▶ [What the task requires]:
Copy down every line where the string "современном" shows up.

▶ [Supplied records]:
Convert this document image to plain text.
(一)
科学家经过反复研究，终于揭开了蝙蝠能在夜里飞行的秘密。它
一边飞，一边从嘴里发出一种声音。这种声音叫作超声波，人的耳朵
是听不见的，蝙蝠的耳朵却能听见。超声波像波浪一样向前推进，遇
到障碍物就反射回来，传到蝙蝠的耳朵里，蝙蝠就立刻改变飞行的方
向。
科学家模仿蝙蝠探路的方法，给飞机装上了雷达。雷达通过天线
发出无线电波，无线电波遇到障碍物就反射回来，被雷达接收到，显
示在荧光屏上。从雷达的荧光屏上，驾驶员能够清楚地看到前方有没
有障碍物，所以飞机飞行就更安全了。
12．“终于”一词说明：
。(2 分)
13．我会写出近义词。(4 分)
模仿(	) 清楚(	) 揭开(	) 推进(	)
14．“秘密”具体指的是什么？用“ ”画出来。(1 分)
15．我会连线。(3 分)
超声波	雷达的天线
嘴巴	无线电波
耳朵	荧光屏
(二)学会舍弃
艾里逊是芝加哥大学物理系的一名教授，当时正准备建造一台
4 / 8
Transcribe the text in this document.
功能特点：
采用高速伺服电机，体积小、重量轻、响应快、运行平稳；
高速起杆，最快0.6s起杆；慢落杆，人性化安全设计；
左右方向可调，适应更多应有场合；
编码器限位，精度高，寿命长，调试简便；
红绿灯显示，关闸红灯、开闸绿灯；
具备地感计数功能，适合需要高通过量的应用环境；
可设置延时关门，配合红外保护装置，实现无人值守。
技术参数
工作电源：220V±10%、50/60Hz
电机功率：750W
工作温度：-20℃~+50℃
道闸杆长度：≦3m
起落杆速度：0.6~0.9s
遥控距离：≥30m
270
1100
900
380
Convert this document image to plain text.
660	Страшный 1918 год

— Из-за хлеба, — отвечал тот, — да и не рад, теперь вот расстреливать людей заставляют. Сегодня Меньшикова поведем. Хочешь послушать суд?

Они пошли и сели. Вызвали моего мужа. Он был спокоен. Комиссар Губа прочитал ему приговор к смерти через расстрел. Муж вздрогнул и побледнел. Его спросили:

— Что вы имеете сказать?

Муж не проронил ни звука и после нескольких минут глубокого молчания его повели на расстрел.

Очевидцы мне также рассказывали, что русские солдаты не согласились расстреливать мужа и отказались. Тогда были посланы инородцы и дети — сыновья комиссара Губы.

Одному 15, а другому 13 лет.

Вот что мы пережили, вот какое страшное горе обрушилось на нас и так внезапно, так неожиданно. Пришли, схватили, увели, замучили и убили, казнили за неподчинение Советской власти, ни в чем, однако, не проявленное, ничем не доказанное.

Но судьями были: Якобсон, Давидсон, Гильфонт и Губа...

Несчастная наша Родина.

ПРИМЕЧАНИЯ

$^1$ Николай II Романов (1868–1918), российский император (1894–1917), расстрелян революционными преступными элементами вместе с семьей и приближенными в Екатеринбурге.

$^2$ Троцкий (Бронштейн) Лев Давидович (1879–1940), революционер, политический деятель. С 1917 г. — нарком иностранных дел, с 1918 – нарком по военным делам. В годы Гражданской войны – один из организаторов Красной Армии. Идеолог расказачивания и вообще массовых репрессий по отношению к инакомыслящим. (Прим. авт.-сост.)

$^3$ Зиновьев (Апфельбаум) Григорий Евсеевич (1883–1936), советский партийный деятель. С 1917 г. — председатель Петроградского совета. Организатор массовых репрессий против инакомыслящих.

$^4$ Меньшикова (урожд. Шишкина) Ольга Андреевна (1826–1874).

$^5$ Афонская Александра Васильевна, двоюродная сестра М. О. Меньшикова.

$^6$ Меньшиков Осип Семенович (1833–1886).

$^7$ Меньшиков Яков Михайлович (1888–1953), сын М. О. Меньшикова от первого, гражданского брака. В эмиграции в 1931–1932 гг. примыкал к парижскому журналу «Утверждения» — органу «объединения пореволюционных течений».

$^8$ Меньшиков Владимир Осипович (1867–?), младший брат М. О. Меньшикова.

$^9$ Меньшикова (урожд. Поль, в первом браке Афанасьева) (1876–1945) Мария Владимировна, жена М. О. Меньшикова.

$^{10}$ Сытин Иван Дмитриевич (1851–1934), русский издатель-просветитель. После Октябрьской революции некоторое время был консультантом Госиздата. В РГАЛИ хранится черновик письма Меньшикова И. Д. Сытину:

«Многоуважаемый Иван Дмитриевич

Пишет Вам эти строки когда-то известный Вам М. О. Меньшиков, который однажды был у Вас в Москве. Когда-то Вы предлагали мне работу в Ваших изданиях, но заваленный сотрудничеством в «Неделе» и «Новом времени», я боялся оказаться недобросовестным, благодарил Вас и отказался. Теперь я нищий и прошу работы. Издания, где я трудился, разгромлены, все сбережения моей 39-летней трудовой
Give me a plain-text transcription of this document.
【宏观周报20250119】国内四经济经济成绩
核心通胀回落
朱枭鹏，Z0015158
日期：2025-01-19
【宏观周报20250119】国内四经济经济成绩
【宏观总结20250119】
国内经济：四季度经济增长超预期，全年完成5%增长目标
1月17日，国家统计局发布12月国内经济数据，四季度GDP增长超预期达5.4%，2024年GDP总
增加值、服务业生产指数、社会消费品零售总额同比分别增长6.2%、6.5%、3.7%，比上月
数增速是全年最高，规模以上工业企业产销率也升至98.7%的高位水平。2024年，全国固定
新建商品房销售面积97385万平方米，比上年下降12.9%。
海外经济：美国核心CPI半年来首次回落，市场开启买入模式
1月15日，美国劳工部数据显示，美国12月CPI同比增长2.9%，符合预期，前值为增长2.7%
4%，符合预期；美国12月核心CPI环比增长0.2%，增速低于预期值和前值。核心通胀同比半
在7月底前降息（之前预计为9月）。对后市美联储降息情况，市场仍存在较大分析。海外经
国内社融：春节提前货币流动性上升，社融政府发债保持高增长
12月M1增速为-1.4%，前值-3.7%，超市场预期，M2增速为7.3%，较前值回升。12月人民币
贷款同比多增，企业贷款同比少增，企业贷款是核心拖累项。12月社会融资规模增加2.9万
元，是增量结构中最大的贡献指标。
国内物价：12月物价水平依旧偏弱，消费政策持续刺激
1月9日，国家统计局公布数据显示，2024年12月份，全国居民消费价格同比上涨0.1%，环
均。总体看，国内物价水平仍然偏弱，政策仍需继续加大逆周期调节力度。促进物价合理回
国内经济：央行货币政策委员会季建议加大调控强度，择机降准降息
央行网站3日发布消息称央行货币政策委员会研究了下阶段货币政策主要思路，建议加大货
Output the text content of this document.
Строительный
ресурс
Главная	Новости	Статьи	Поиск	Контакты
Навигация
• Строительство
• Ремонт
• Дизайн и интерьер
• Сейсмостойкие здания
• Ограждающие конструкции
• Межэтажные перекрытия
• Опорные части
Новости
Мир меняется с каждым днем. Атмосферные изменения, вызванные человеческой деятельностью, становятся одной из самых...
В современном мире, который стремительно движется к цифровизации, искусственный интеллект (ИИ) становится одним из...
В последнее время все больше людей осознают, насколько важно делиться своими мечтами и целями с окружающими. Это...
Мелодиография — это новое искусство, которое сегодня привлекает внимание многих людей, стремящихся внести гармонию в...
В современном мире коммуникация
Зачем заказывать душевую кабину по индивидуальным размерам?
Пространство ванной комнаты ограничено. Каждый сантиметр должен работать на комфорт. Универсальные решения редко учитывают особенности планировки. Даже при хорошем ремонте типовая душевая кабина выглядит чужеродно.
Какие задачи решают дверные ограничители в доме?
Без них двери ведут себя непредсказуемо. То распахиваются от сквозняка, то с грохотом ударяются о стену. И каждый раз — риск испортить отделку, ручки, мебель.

▶ [Completed exercise]:
В современном мире, который стремительно движется к цифровизации, искусственный интеллект (ИИ) становится одним из...
В современном мире коммуникация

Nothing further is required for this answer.